[Dataset records]

┄┄┄┄┄┄┄┄┄┄

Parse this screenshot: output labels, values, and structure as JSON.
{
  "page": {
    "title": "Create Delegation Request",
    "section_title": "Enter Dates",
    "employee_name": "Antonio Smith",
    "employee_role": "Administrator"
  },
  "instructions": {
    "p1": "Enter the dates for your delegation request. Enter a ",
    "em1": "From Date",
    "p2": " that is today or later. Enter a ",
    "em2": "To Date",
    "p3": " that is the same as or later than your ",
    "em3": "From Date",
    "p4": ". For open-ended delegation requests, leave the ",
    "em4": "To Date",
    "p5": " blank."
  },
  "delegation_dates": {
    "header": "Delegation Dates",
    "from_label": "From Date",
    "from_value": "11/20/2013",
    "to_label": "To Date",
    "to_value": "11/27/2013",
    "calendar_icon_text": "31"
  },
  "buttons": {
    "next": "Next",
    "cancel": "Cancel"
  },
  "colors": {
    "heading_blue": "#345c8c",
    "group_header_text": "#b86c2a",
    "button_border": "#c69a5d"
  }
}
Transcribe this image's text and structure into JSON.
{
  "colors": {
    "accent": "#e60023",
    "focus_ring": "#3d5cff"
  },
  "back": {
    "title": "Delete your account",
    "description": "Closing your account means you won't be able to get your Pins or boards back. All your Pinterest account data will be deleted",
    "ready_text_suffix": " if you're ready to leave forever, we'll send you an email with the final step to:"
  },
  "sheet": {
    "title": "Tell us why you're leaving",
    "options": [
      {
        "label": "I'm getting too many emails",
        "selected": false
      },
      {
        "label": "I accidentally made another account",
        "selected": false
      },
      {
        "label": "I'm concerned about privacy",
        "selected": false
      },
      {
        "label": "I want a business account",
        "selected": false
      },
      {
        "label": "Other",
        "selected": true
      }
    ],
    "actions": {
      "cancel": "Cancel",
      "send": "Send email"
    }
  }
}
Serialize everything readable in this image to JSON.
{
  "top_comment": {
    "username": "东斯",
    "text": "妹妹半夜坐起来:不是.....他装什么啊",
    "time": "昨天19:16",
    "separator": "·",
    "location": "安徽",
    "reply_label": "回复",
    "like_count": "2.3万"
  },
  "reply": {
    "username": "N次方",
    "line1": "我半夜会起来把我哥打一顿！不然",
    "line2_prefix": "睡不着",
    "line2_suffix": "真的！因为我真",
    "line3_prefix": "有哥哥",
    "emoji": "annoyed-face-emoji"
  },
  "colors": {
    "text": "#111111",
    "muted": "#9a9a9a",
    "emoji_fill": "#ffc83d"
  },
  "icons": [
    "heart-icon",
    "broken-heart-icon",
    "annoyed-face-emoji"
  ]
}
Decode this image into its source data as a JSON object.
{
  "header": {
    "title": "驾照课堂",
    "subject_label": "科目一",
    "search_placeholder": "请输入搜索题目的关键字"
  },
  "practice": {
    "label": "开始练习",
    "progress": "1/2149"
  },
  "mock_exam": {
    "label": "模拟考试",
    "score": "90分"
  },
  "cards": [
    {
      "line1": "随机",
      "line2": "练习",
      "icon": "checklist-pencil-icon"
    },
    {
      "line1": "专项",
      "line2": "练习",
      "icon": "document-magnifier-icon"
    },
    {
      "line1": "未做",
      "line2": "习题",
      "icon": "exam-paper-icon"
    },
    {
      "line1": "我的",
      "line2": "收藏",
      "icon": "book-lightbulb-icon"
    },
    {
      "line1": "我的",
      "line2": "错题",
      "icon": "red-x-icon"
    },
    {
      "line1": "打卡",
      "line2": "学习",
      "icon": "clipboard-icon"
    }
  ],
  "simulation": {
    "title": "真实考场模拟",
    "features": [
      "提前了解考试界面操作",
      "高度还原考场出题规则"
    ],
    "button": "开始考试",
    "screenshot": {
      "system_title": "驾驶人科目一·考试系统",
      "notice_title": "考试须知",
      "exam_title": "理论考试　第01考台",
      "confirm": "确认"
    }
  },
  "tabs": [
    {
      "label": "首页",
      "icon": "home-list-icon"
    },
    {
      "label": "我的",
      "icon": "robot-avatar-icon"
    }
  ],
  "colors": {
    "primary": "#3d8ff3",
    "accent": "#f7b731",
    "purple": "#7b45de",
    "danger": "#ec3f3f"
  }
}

┄┄┄┄┄┄┄┄┄┄

> **What the task asks**:
Extract the complete data, matching each line exactly.

> **Response to this task**:
Parse this screenshot: output labels, values, and structure as JSON.
{
  "page": {
    "title": "Create Delegation Request",
    "section_title": "Enter Dates",
    "employee_name": "Antonio Smith",
    "employee_role": "Administrator"
  },
  "instructions": {
    "p1": "Enter the dates for your delegation request. Enter a ",
    "em1": "From Date",
    "p2": " that is today or later. Enter a ",
    "em2": "To Date",
    "p3": " that is the same as or later than your ",
    "em3": "From Date",
    "p4": ". For open-ended delegation requests, leave the ",
    "em4": "To Date",
    "p5": " blank."
  },
  "delegation_dates": {
    "header": "Delegation Dates",
    "from_label": "From Date",
    "from_value": "11/20/2013",
    "to_label": "To Date",
    "to_value": "11/27/2013",
    "calendar_icon_text": "31"
  },
  "buttons": {
    "next": "Next",
    "cancel": "Cancel"
  },
  "colors": {
    "heading_blue": "#345c8c",
    "group_header_text": "#b86c2a",
    "button_border": "#c69a5d"
  }
}
Transcribe this image's text and structure into JSON.
{
  "colors": {
    "accent": "#e60023",
    "focus_ring": "#3d5cff"
  },
  "back": {
    "title": "Delete your account",
    "description": "Closing your account means you won't be able to get your Pins or boards back. All your Pinterest account data will be deleted",
    "ready_text_suffix": " if you're ready to leave forever, we'll send you an email with the final step to:"
  },
  "sheet": {
    "title": "Tell us why you're leaving",
    "options": [
      {
        "label": "I'm getting too many emails",
        "selected": false
      },
      {
        "label": "I accidentally made another account",
        "selected": false
      },
      {
        "label": "I'm concerned about privacy",
        "selected": false
      },
      {
        "label": "I want a business account",
        "selected": false
      },
      {
        "label": "Other",
        "selected": true
      }
    ],
    "actions": {
      "cancel": "Cancel",
      "send": "Send email"
    }
  }
}
Serialize everything readable in this image to JSON.
{
  "top_comment": {
    "username": "东斯",
    "text": "妹妹半夜坐起来:不是.....他装什么啊",
    "time": "昨天19:16",
    "separator": "·",
    "location": "安徽",
    "reply_label": "回复",
    "like_count": "2.3万"
  },
  "reply": {
    "username": "N次方",
    "line1": "我半夜会起来把我哥打一顿！不然",
    "line2_prefix": "睡不着",
    "line2_suffix": "真的！因为我真",
    "line3_prefix": "有哥哥",
    "emoji": "annoyed-face-emoji"
  },
  "colors": {
    "text": "#111111",
    "muted": "#9a9a9a",
    "emoji_fill": "#ffc83d"
  },
  "icons": [
    "heart-icon",
    "broken-heart-icon",
    "annoyed-face-emoji"
  ]
}
Decode this image into its source data as a JSON object.
{
  "header": {
    "title": "驾照课堂",
    "subject_label": "科目一",
    "search_placeholder": "请输入搜索题目的关键字"
  },
  "practice": {
    "label": "开始练习",
    "progress": "1/2149"
  },
  "mock_exam": {
    "label": "模拟考试",
    "score": "90分"
  },
  "cards": [
    {
      "line1": "随机",
      "line2": "练习",
      "icon": "checklist-pencil-icon"
    },
    {
      "line1": "专项",
      "line2": "练习",
      "icon": "document-magnifier-icon"
    },
    {
      "line1": "未做",
      "line2": "习题",
      "icon": "exam-paper-icon"
    },
    {
      "line1": "我的",
      "line2": "收藏",
      "icon": "book-lightbulb-icon"
    },
    {
      "line1": "我的",
      "line2": "错题",
      "icon": "red-x-icon"
    },
    {
      "line1": "打卡",
      "line2": "学习",
      "icon": "clipboard-icon"
    }
  ],
  "simulation": {
    "title": "真实考场模拟",
    "features": [
      "提前了解考试界面操作",
      "高度还原考场出题规则"
    ],
    "button": "开始考试",
    "screenshot": {
      "system_title": "驾驶人科目一·考试系统",
      "notice_title": "考试须知",
      "exam_title": "理论考试　第01考台",
      "confirm": "确认"
    }
  },
  "tabs": [
    {
      "label": "首页",
      "icon": "home-list-icon"
    },
    {
      "label": "我的",
      "icon": "robot-avatar-icon"
    }
  ],
  "colors": {
    "primary": "#3d8ff3",
    "accent": "#f7b731",
    "purple": "#7b45de",
    "danger": "#ec3f3f"
  }
}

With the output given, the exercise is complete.